### [Given entries]

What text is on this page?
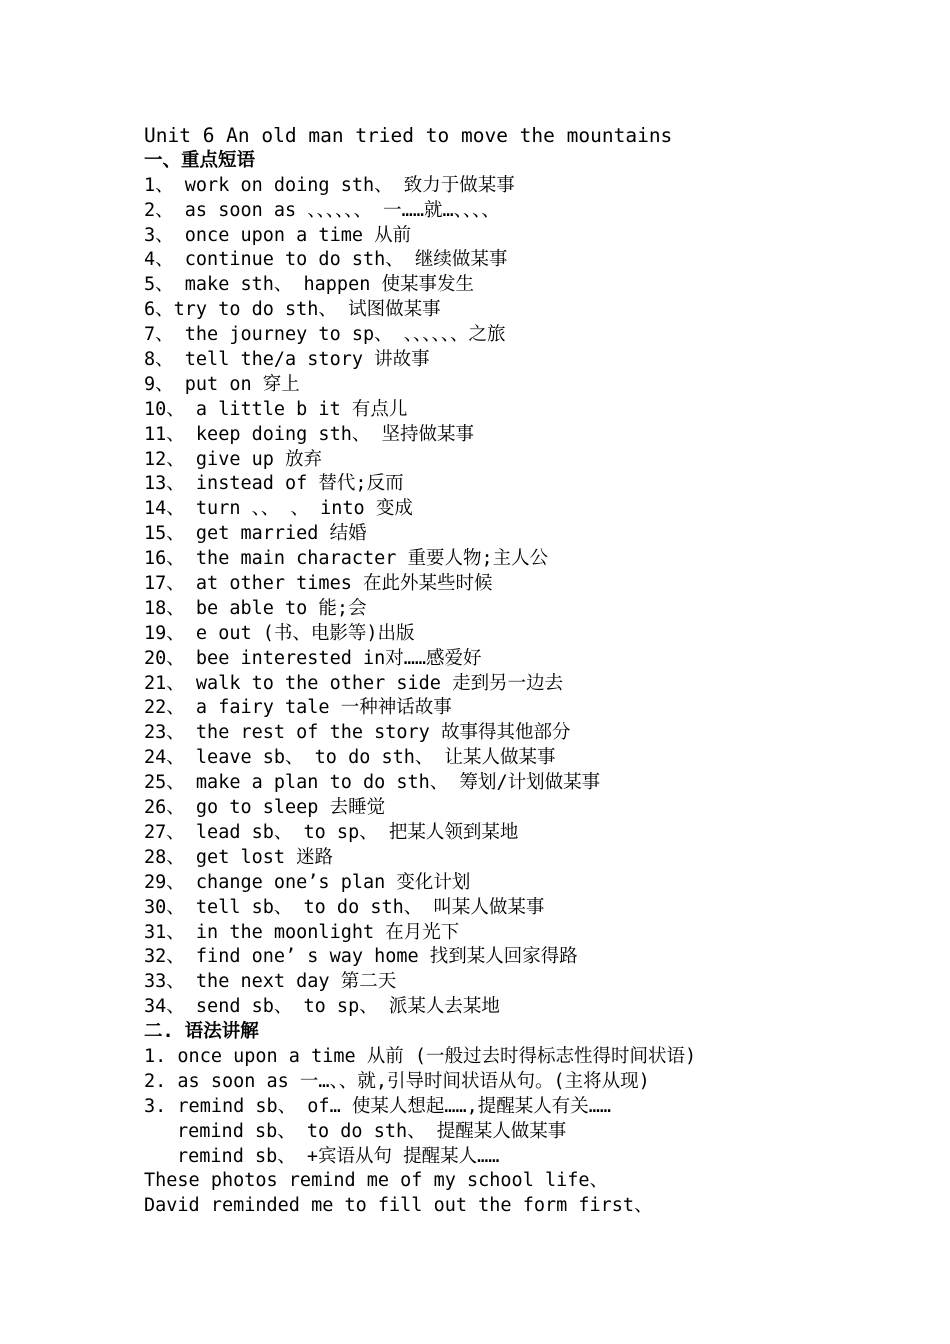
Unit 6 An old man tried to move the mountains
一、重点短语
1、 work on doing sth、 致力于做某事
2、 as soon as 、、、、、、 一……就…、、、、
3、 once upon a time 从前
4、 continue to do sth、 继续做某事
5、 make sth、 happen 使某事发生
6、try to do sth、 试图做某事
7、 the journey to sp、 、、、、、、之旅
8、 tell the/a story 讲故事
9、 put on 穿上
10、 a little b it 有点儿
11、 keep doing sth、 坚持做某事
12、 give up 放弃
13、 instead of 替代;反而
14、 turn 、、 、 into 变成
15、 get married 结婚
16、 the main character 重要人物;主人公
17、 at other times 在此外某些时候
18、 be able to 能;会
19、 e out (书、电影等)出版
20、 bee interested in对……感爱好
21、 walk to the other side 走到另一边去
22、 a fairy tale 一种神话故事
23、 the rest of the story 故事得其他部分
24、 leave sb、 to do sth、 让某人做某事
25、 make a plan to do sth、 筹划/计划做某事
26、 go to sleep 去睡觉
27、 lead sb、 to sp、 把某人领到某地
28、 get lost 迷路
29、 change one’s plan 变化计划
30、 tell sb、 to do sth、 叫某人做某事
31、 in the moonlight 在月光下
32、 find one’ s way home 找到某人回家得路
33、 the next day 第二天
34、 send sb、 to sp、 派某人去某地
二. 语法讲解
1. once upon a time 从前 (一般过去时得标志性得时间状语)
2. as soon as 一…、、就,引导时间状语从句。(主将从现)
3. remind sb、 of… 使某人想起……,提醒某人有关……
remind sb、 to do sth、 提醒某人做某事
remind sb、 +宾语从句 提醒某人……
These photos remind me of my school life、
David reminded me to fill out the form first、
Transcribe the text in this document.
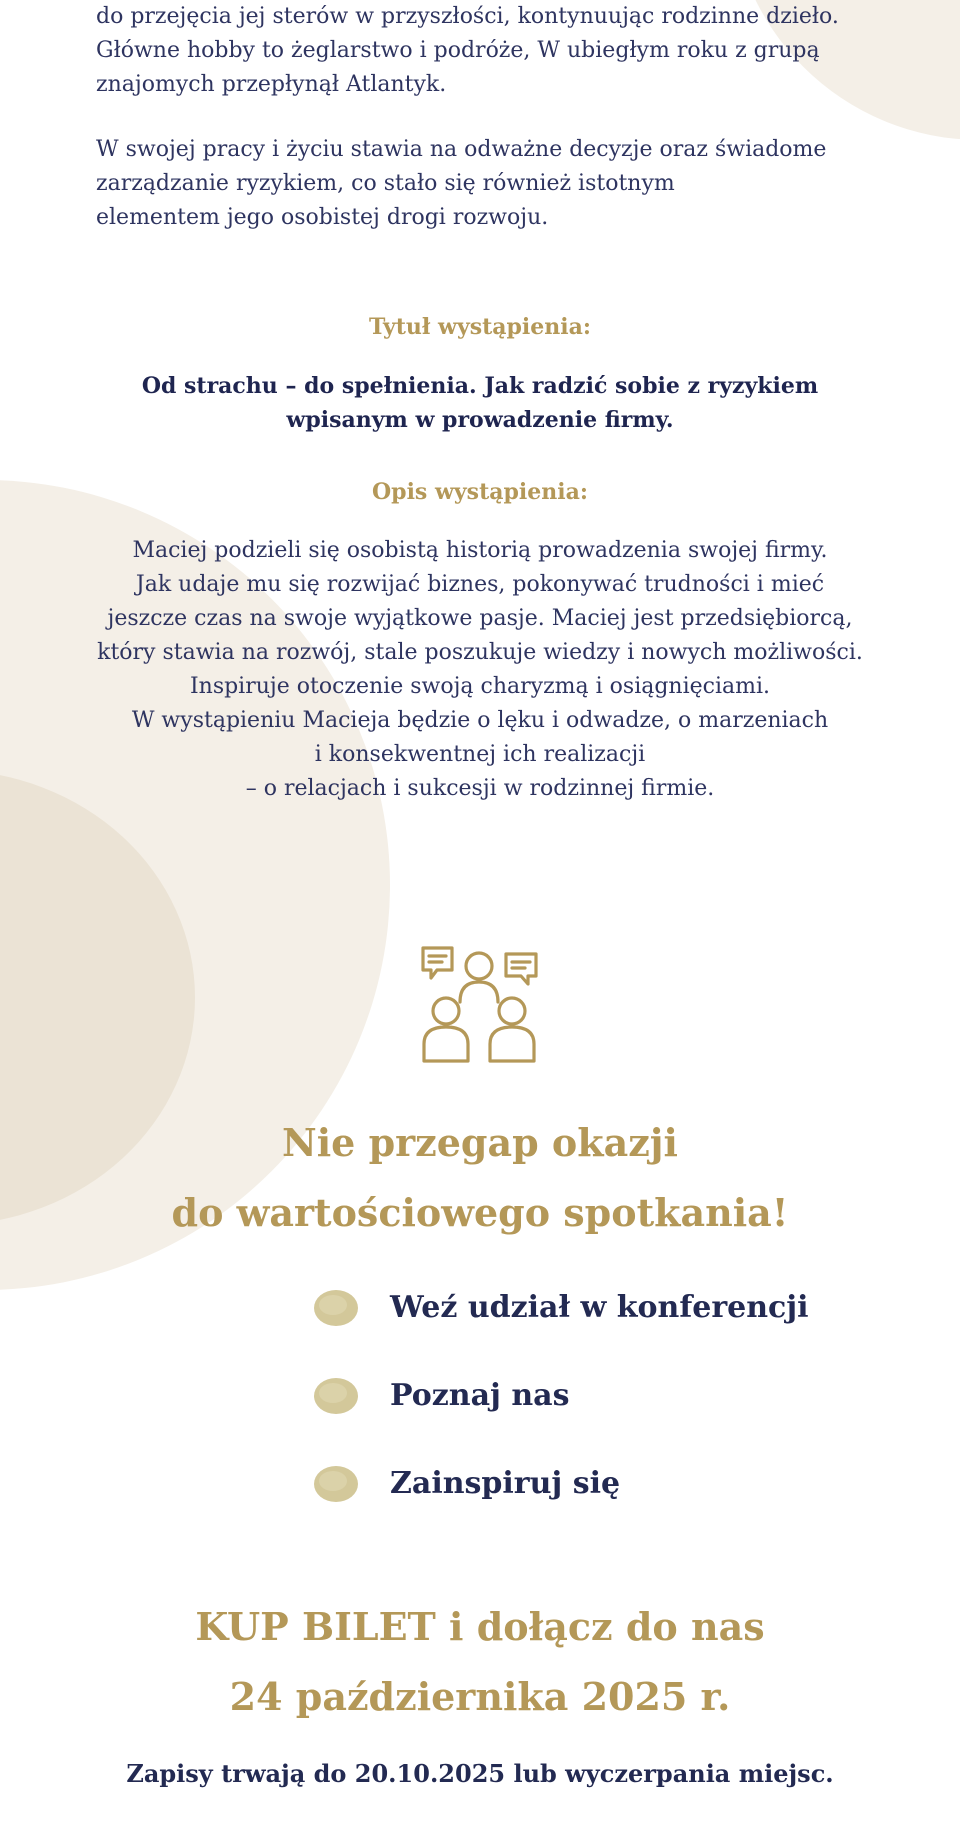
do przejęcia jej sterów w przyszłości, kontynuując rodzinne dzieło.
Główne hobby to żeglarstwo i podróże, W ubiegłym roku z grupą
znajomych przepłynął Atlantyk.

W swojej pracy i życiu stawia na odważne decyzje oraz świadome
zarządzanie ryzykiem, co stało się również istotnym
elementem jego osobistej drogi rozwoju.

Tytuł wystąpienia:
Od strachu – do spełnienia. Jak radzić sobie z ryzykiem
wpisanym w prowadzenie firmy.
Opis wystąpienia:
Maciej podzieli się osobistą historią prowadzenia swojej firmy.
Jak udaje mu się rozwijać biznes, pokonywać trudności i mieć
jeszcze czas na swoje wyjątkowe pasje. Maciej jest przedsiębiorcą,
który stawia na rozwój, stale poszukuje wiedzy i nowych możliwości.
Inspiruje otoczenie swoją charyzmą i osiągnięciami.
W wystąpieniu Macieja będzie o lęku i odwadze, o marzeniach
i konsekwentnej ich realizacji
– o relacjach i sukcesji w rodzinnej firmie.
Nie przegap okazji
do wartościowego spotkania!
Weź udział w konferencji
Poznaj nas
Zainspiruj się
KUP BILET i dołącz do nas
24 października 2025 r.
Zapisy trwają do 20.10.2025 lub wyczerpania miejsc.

### [What is expected]
Copy out every line holding the string "make".

### [Written answer]
5、 make sth、 happen 使某事发生
25、 make a plan to do sth、 筹划/计划做某事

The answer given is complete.